§ Problem description
The entries below should be transcribed in their entirety, exactly as written.

(Figure dataset records)
++++++++

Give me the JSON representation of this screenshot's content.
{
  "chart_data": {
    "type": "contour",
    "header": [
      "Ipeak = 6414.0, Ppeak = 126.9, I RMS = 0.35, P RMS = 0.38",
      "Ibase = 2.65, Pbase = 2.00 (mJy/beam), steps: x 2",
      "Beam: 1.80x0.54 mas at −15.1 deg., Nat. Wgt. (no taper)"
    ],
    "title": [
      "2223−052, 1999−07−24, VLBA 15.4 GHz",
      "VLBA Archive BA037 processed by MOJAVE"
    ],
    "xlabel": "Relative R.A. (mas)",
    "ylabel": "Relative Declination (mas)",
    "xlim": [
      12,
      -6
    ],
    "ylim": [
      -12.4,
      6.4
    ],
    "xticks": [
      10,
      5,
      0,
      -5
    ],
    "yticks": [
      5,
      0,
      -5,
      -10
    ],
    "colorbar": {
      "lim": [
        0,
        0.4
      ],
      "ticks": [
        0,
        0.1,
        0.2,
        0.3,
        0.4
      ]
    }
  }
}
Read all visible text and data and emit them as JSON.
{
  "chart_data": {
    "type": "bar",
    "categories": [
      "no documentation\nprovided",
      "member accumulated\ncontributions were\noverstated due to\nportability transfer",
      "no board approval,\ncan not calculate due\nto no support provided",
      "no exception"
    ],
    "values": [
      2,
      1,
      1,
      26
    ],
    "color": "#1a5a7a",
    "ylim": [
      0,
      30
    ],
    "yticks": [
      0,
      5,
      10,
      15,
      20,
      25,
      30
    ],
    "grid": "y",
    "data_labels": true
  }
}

++++++++

§ Finished task
Give me the JSON representation of this screenshot's content.
{
  "chart_data": {
    "type": "contour",
    "header": [
      "Ipeak = 6414.0, Ppeak = 126.9, I RMS = 0.35, P RMS = 0.38",
      "Ibase = 2.65, Pbase = 2.00 (mJy/beam), steps: x 2",
      "Beam: 1.80x0.54 mas at −15.1 deg., Nat. Wgt. (no taper)"
    ],
    "title": [
      "2223−052, 1999−07−24, VLBA 15.4 GHz",
      "VLBA Archive BA037 processed by MOJAVE"
    ],
    "xlabel": "Relative R.A. (mas)",
    "ylabel": "Relative Declination (mas)",
    "xlim": [
      12,
      -6
    ],
    "ylim": [
      -12.4,
      6.4
    ],
    "xticks": [
      10,
      5,
      0,
      -5
    ],
    "yticks": [
      5,
      0,
      -5,
      -10
    ],
    "colorbar": {
      "lim": [
        0,
        0.4
      ],
      "ticks": [
        0,
        0.1,
        0.2,
        0.3,
        0.4
      ]
    }
  }
}
Read all visible text and data and emit them as JSON.
{
  "chart_data": {
    "type": "bar",
    "categories": [
      "no documentation\nprovided",
      "member accumulated\ncontributions were\noverstated due to\nportability transfer",
      "no board approval,\ncan not calculate due\nto no support provided",
      "no exception"
    ],
    "values": [
      2,
      1,
      1,
      26
    ],
    "color": "#1a5a7a",
    "ylim": [
      0,
      30
    ],
    "yticks": [
      0,
      5,
      10,
      15,
      20,
      25,
      30
    ],
    "grid": "y",
    "data_labels": true
  }
}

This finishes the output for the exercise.